WHAT THE TASK ASKS:
Return, word for word, only the lines from the one containing "Extract the structured" through the last line of the entries.

------------------------

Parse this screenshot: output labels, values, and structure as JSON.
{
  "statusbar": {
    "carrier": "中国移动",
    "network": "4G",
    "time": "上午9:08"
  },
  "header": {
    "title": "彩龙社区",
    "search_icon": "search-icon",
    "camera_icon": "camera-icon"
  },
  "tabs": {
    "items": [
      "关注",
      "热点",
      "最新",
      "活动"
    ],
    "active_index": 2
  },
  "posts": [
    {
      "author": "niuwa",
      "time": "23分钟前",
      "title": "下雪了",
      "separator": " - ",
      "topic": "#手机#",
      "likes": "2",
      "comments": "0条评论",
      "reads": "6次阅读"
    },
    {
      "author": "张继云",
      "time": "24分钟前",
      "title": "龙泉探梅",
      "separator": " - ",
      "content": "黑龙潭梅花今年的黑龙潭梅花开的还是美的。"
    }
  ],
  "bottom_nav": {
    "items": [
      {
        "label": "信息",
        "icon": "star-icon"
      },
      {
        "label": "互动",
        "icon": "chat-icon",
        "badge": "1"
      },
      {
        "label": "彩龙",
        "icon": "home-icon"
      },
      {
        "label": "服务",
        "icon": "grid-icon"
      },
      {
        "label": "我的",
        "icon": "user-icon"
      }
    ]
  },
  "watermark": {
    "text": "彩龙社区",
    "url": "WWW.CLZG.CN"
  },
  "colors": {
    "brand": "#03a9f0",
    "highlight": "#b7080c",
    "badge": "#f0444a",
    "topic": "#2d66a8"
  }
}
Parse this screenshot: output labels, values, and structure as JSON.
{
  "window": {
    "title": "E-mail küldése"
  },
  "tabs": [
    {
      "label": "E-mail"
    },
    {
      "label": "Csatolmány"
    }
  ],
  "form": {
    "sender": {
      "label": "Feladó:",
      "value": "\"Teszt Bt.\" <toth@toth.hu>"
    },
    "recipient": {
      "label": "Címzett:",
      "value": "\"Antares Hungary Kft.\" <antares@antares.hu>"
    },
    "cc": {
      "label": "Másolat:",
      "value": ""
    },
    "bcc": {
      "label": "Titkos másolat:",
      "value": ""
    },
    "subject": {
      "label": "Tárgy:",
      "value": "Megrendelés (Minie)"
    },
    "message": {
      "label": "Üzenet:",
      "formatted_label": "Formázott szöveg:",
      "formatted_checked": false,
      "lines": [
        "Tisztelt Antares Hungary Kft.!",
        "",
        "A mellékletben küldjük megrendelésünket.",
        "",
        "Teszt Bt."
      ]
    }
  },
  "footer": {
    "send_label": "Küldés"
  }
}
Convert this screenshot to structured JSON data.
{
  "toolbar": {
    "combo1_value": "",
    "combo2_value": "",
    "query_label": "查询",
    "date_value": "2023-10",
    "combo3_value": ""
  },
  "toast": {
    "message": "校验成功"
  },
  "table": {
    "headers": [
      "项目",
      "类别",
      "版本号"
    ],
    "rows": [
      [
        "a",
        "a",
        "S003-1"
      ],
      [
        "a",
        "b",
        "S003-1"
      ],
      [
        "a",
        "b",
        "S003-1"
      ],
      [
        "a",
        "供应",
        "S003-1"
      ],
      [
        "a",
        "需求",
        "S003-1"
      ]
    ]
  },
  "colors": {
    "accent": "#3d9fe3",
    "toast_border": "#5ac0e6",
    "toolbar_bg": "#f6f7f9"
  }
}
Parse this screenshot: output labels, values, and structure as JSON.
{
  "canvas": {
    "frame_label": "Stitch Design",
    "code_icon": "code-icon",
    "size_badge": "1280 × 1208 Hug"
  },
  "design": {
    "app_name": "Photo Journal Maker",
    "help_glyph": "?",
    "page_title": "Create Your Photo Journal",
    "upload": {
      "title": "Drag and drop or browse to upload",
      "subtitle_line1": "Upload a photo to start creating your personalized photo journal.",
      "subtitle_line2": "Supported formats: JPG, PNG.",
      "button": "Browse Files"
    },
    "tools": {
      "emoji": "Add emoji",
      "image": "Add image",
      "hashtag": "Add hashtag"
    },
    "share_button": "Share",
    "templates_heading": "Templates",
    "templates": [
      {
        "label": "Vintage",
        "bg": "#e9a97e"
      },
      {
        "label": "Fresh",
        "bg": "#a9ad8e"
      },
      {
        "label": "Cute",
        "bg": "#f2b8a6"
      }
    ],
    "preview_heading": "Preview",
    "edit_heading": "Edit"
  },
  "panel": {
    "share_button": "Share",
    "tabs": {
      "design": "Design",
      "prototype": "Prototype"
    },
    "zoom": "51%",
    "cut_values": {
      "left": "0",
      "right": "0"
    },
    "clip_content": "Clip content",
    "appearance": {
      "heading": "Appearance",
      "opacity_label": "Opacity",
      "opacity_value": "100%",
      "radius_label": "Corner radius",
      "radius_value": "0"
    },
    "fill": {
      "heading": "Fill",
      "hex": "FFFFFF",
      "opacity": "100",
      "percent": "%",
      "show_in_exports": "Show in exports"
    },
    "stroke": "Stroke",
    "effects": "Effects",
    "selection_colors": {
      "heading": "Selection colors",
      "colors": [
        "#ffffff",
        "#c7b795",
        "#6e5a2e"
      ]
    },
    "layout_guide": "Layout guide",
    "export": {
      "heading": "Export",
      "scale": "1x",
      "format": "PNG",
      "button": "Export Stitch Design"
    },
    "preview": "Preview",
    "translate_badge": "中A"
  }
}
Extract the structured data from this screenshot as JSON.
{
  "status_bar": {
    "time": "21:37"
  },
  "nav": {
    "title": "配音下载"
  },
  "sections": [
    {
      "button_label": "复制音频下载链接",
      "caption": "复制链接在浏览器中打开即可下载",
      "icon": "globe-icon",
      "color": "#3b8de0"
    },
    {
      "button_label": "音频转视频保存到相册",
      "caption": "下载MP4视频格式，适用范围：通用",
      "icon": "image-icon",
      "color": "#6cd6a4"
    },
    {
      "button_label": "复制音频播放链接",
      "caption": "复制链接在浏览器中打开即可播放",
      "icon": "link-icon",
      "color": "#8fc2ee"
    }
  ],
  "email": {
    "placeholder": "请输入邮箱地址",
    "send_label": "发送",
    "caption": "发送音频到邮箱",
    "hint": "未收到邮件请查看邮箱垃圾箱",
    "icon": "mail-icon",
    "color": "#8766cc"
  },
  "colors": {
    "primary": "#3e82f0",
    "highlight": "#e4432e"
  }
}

------------------------

FINAL ANSWER:
Extract the structured data from this screenshot as JSON.
{
  "status_bar": {
    "time": "21:37"
  },
  "nav": {
    "title": "配音下载"
  },
  "sections": [
    {
      "button_label": "复制音频下载链接",
      "caption": "复制链接在浏览器中打开即可下载",
      "icon": "globe-icon",
      "color": "#3b8de0"
    },
    {
      "button_label": "音频转视频保存到相册",
      "caption": "下载MP4视频格式，适用范围：通用",
      "icon": "image-icon",
      "color": "#6cd6a4"
    },
    {
      "button_label": "复制音频播放链接",
      "caption": "复制链接在浏览器中打开即可播放",
      "icon": "link-icon",
      "color": "#8fc2ee"
    }
  ],
  "email": {
    "placeholder": "请输入邮箱地址",
    "send_label": "发送",
    "caption": "发送音频到邮箱",
    "hint": "未收到邮件请查看邮箱垃圾箱",
    "icon": "mail-icon",
    "color": "#8766cc"
  },
  "colors": {
    "primary": "#3e82f0",
    "highlight": "#e4432e"
  }
}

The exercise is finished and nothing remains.